What is expected: Return the whole listing, line for line, without the pictures in it.

[Data items]
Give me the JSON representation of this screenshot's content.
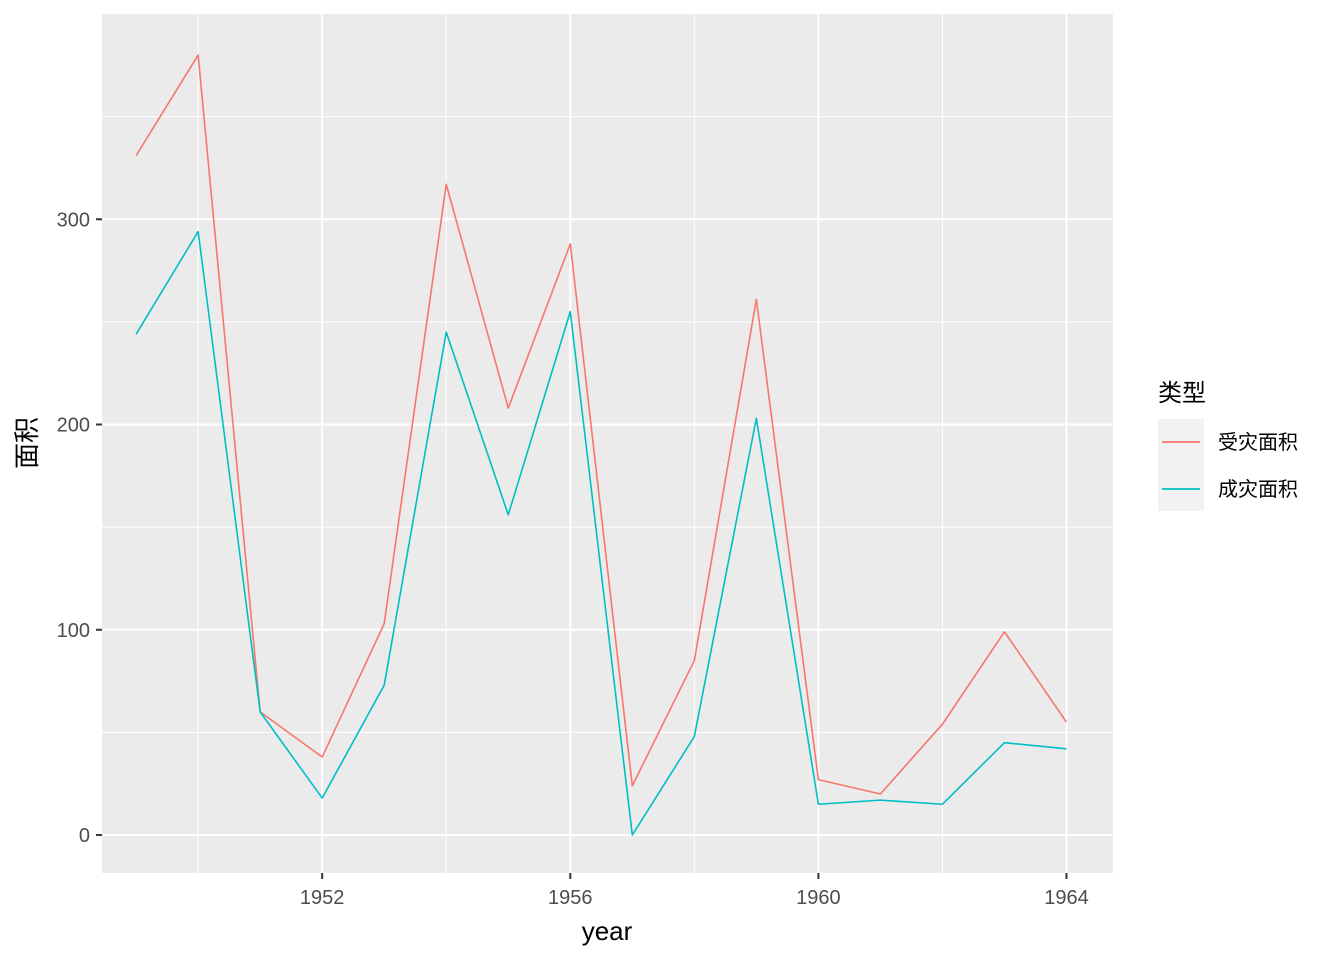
{
  "chart_data": {
    "type": "line",
    "xlabel": "year",
    "ylabel": "面积",
    "x": [
      1949,
      1950,
      1951,
      1952,
      1953,
      1954,
      1955,
      1956,
      1957,
      1958,
      1959,
      1960,
      1961,
      1962,
      1963,
      1964
    ],
    "x_ticks": [
      1952,
      1956,
      1960,
      1964
    ],
    "y_ticks": [
      0,
      100,
      200,
      300
    ],
    "xlim": [
      1948.45,
      1964.75
    ],
    "ylim": [
      -18.5,
      400
    ],
    "grid": true,
    "legend_position": "right",
    "legend_title": "类型",
    "series": [
      {
        "name": "受灾面积",
        "color": "#F8766D",
        "values": [
          331,
          380,
          60,
          38,
          103,
          317,
          208,
          288,
          24,
          85,
          261,
          27,
          20,
          54,
          99,
          55
        ]
      },
      {
        "name": "成灾面积",
        "color": "#00BFC4",
        "values": [
          244,
          294,
          60,
          18,
          73,
          245,
          156,
          255,
          0,
          48,
          203,
          15,
          17,
          15,
          45,
          42
        ]
      }
    ]
  }
}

Answer to this problem:
Give me the JSON representation of this screenshot's content.
{
  "chart_data": {
    "type": "line",
    "xlabel": "year",
    "ylabel": "面积",
    "x": [
      1949,
      1950,
      1951,
      1952,
      1953,
      1954,
      1955,
      1956,
      1957,
      1958,
      1959,
      1960,
      1961,
      1962,
      1963,
      1964
    ],
    "x_ticks": [
      1952,
      1956,
      1960,
      1964
    ],
    "y_ticks": [
      0,
      100,
      200,
      300
    ],
    "xlim": [
      1948.45,
      1964.75
    ],
    "ylim": [
      -18.5,
      400
    ],
    "grid": true,
    "legend_position": "right",
    "legend_title": "类型",
    "series": [
      {
        "name": "受灾面积",
        "color": "#F8766D",
        "values": [
          331,
          380,
          60,
          38,
          103,
          317,
          208,
          288,
          24,
          85,
          261,
          27,
          20,
          54,
          99,
          55
        ]
      },
      {
        "name": "成灾面积",
        "color": "#00BFC4",
        "values": [
          244,
          294,
          60,
          18,
          73,
          245,
          156,
          255,
          0,
          48,
          203,
          15,
          17,
          15,
          45,
          42
        ]
      }
    ]
  }
}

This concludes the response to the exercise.